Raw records
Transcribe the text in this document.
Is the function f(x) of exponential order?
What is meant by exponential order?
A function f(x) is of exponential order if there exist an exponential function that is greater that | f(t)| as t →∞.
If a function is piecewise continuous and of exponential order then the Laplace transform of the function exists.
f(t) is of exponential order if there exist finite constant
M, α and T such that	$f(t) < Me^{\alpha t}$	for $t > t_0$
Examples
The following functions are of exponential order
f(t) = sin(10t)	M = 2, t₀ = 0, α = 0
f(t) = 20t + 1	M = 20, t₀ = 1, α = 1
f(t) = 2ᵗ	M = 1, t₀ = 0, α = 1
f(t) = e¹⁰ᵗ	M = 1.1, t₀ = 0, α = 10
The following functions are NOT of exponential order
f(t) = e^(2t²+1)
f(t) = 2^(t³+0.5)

REQUEST: Reproduce every line of the data verbatim.

EXERCISE RESULT:
Transcribe the text in this document.
Is the function f(x) of exponential order?
What is meant by exponential order?
A function f(x) is of exponential order if there exist an exponential function that is greater that | f(t)| as t →∞.
If a function is piecewise continuous and of exponential order then the Laplace transform of the function exists.
f(t) is of exponential order if there exist finite constant
M, α and T such that	$f(t) < Me^{\alpha t}$	for $t > t_0$
Examples
The following functions are of exponential order
f(t) = sin(10t)	M = 2, t₀ = 0, α = 0
f(t) = 20t + 1	M = 20, t₀ = 1, α = 1
f(t) = 2ᵗ	M = 1, t₀ = 0, α = 1
f(t) = e¹⁰ᵗ	M = 1.1, t₀ = 0, α = 10
The following functions are NOT of exponential order
f(t) = e^(2t²+1)
f(t) = 2^(t³+0.5)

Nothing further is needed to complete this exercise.